• SHORT TASK: Quote the records beneath, complete and exact. Leave out images.

(Chart and figure data)
** BEGIN **
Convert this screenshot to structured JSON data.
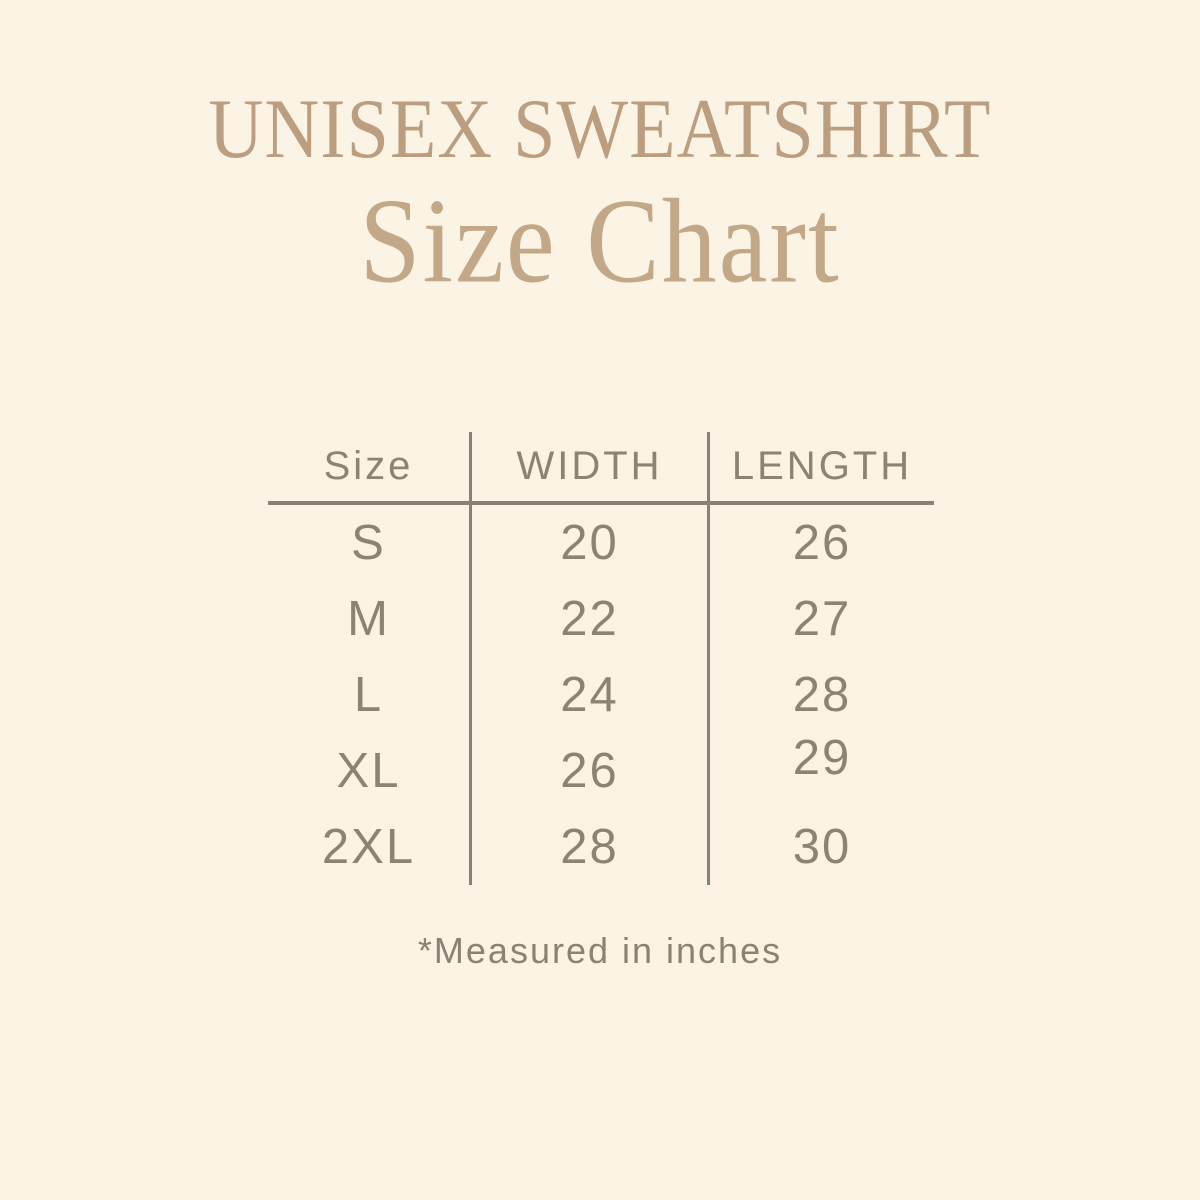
{
  "palette": {
    "bg": "#fbf4e5",
    "title": "#bb9e7f",
    "subtitle": "#c3a888",
    "table-text": "#8e8270",
    "line": "#8a8076",
    "note": "#8c8173"
  },
  "chart_data": {
    "type": "table",
    "title": "UNISEX SWEATSHIRT",
    "subtitle": "Size Chart",
    "columns": [
      "Size",
      "WIDTH",
      "LENGTH"
    ],
    "rows": [
      {
        "size": "S",
        "width": "20",
        "length": "26"
      },
      {
        "size": "M",
        "width": "22",
        "length": "27"
      },
      {
        "size": "L",
        "width": "24",
        "length": "28"
      },
      {
        "size": "XL",
        "width": "26",
        "length": "29"
      },
      {
        "size": "2XL",
        "width": "28",
        "length": "30"
      }
    ],
    "note": "*Measured in inches",
    "units": "inches"
  }
}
** END **
• EXERCISE RESPONSE:
Convert this screenshot to structured JSON data.
{
  "palette": {
    "bg": "#fbf4e5",
    "title": "#bb9e7f",
    "subtitle": "#c3a888",
    "table-text": "#8e8270",
    "line": "#8a8076",
    "note": "#8c8173"
  },
  "chart_data": {
    "type": "table",
    "title": "UNISEX SWEATSHIRT",
    "subtitle": "Size Chart",
    "columns": [
      "Size",
      "WIDTH",
      "LENGTH"
    ],
    "rows": [
      {
        "size": "S",
        "width": "20",
        "length": "26"
      },
      {
        "size": "M",
        "width": "22",
        "length": "27"
      },
      {
        "size": "L",
        "width": "24",
        "length": "28"
      },
      {
        "size": "XL",
        "width": "26",
        "length": "29"
      },
      {
        "size": "2XL",
        "width": "28",
        "length": "30"
      }
    ],
    "note": "*Measured in inches",
    "units": "inches"
  }
}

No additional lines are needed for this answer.